***** Information shown

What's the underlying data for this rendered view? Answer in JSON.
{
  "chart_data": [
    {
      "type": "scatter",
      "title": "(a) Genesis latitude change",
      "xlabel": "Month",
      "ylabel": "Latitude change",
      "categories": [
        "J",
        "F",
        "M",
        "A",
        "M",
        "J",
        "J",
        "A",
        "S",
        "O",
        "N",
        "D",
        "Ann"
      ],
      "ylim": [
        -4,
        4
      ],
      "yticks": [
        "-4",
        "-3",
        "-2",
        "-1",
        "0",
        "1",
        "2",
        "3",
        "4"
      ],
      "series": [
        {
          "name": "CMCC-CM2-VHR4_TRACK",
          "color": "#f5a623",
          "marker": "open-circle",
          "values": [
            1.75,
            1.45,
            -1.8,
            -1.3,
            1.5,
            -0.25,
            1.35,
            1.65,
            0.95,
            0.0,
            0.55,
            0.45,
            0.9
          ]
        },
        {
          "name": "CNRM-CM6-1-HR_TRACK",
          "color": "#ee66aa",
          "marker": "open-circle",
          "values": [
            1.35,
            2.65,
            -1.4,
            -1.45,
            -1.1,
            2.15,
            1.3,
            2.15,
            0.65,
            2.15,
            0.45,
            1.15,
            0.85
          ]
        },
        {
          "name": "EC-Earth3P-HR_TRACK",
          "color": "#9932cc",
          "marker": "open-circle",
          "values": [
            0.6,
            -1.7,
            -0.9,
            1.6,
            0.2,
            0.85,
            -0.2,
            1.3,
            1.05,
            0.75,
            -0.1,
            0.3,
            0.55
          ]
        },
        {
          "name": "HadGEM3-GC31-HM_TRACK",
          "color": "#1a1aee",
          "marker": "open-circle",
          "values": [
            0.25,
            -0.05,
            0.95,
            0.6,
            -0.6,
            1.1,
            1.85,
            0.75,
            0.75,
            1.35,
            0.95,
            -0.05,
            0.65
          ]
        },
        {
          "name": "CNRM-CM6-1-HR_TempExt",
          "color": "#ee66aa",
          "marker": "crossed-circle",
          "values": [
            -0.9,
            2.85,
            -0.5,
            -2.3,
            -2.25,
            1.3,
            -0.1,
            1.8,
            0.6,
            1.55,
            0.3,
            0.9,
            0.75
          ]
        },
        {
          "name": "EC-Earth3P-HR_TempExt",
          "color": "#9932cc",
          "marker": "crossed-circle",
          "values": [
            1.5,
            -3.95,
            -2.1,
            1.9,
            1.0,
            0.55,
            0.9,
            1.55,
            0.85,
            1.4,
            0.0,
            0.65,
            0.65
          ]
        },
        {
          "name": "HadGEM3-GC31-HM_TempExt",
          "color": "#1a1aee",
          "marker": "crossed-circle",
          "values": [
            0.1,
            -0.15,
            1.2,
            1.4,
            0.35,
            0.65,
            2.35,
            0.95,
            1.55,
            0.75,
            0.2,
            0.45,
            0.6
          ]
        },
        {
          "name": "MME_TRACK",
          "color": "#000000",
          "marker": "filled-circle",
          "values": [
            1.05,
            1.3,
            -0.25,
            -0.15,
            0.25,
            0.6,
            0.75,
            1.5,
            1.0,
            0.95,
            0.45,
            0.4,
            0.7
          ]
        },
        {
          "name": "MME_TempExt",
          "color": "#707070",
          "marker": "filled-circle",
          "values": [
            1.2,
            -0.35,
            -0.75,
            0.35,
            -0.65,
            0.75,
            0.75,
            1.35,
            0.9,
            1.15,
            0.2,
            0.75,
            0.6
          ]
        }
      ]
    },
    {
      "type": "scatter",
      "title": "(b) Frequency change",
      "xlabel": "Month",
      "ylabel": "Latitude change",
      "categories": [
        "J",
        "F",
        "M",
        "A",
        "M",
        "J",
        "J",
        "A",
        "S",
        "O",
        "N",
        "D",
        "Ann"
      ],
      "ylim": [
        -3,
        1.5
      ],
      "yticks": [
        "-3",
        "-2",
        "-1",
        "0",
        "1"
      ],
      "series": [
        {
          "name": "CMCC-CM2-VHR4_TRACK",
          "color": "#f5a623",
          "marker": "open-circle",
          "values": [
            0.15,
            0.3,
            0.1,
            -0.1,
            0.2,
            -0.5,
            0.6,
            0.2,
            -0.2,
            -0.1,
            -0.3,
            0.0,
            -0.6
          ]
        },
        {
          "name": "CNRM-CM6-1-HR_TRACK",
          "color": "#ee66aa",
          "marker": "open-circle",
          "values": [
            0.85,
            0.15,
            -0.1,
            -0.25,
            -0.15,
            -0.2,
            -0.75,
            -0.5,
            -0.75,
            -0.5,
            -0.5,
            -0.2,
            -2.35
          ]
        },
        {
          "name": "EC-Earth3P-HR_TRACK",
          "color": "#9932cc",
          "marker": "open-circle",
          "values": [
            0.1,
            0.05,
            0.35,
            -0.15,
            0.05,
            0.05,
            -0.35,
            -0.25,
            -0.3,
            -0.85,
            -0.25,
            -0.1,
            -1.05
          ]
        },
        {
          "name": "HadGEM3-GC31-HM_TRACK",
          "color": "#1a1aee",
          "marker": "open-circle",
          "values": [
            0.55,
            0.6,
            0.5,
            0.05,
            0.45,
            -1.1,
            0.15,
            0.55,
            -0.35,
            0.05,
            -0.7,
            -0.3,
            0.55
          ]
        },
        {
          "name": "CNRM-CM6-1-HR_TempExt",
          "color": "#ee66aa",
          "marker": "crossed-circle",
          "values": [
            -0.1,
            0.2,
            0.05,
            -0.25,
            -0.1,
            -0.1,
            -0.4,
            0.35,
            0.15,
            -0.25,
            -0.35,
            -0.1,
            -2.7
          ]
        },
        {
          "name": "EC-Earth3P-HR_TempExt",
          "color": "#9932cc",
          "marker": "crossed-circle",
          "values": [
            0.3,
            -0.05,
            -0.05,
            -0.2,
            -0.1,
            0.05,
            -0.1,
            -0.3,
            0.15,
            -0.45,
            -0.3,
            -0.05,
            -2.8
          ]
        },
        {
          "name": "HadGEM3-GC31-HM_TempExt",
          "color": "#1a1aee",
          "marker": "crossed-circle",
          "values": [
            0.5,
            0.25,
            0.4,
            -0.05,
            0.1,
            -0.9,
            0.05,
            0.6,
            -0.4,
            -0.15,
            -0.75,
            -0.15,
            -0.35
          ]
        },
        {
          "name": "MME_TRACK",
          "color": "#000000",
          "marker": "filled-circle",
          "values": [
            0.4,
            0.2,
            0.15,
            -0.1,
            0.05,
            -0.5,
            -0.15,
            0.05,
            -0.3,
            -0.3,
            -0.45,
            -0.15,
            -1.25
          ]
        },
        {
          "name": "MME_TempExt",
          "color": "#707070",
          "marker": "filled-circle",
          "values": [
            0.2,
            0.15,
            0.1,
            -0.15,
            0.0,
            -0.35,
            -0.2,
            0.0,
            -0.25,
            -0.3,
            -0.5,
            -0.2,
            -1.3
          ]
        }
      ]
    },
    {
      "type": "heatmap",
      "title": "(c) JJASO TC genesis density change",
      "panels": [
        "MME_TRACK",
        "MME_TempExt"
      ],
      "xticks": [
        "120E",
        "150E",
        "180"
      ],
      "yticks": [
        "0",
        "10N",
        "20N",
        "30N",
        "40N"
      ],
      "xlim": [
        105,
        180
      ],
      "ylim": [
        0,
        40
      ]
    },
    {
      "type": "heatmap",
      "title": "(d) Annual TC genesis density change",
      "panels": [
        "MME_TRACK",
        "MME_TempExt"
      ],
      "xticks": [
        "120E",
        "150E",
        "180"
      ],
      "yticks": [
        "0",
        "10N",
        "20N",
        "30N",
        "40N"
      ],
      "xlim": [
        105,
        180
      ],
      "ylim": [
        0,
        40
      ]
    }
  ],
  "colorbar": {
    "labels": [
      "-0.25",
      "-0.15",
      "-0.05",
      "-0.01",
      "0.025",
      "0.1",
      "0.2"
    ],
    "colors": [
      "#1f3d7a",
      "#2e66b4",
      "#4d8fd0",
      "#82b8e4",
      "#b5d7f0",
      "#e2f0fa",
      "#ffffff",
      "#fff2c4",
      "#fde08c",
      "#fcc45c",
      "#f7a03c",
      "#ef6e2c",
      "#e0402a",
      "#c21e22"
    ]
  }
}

**********

**Problem description:**
Reproduce every line from the preceding data in which the word "change" can be found.

**Solution for this exercise:**
      "title": "(a) Genesis latitude change",
      "ylabel": "Latitude change",
      "title": "(b) Frequency change",
      "ylabel": "Latitude change",
      "title": "(c) JJASO TC genesis density change",
      "title": "(d) Annual TC genesis density change",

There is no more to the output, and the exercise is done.